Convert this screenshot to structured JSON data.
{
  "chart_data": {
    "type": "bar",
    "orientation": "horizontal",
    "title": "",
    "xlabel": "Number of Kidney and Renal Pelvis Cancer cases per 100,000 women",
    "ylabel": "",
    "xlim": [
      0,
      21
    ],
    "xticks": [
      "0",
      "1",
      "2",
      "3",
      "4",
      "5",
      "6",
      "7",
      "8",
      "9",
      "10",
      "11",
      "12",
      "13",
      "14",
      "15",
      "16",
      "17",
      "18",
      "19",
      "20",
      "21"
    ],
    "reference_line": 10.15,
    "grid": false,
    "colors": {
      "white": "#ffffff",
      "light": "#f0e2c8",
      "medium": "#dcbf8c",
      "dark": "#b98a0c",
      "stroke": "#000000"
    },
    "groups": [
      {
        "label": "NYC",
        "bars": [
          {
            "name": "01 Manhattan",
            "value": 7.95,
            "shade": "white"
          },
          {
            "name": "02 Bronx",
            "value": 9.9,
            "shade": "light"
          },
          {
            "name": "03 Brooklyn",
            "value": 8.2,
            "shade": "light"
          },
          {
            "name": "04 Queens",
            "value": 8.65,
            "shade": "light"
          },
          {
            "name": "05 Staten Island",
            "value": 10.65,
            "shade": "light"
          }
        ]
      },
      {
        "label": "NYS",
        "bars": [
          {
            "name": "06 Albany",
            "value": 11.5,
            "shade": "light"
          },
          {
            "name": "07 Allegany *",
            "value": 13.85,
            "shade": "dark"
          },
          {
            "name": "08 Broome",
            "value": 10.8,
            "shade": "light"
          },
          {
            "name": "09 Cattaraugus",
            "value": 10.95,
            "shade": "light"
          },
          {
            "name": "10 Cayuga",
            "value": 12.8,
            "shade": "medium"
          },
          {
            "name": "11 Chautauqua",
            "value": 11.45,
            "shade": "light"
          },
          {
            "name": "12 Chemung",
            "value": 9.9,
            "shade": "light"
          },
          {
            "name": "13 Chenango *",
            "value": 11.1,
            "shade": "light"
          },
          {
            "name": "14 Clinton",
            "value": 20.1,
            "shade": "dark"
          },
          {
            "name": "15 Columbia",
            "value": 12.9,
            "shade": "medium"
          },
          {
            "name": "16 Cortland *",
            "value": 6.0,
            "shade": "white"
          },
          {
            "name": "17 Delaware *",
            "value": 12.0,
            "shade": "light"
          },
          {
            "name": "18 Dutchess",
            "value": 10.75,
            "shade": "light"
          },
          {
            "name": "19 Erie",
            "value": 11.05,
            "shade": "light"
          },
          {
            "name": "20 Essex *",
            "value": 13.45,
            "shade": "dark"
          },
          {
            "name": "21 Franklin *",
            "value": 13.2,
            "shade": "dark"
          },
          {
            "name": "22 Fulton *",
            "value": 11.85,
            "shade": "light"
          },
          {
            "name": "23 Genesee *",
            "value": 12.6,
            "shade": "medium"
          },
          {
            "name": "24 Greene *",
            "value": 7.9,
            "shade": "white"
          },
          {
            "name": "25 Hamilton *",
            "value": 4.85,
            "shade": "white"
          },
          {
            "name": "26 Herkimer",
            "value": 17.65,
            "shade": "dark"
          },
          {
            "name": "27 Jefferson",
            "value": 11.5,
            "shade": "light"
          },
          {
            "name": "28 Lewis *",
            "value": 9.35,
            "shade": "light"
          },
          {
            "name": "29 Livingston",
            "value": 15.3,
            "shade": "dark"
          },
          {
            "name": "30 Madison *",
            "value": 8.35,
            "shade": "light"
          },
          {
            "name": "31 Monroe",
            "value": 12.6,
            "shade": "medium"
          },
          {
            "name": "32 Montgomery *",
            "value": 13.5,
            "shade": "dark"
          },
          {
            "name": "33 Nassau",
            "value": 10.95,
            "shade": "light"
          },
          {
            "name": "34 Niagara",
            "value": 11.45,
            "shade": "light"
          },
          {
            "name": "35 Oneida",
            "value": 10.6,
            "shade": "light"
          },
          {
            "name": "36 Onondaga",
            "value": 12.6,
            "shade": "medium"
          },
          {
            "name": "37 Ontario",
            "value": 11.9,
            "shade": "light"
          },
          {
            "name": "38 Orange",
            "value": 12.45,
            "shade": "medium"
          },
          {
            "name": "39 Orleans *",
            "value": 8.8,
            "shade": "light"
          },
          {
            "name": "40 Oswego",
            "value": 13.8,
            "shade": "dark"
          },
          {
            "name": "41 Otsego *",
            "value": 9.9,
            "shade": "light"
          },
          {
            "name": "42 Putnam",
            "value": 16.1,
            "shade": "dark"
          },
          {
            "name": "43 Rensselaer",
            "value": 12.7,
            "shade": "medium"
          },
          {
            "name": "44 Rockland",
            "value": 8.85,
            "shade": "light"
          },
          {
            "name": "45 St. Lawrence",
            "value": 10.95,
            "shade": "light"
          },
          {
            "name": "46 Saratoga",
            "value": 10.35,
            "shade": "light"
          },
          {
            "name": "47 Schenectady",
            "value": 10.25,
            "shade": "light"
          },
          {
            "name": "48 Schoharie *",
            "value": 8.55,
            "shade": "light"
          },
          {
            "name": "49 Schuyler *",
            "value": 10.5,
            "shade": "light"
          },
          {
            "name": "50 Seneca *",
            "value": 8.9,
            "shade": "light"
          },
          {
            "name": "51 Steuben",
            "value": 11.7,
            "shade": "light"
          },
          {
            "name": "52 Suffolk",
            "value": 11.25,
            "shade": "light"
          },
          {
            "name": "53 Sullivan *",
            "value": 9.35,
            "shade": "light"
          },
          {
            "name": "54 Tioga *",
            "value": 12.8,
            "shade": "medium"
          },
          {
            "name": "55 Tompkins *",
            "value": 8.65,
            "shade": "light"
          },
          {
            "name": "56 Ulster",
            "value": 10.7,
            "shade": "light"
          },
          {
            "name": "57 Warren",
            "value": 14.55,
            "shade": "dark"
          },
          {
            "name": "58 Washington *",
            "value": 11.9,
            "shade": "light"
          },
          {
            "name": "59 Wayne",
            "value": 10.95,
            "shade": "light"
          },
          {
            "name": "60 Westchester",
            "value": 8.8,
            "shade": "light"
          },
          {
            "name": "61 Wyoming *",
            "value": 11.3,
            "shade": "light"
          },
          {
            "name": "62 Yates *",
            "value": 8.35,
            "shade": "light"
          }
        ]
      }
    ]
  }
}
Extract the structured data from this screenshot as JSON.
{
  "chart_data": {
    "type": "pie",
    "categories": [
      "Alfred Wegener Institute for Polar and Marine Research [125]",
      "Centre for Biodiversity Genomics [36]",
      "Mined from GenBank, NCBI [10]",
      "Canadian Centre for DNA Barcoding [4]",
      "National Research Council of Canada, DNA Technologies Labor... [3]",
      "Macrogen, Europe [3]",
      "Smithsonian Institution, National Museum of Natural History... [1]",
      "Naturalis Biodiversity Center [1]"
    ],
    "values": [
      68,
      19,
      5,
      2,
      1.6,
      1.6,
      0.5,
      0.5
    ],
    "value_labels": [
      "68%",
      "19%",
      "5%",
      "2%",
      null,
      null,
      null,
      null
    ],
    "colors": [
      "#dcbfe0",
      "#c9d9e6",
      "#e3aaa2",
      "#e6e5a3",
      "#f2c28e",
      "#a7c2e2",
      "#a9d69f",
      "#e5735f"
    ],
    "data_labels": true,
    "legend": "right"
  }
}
=======
Exercise instructions: From the records above, copy each line that contains the word "this".

Answer area:
Convert this screenshot to structured JSON data.
Extract the structured data from this screenshot as JSON.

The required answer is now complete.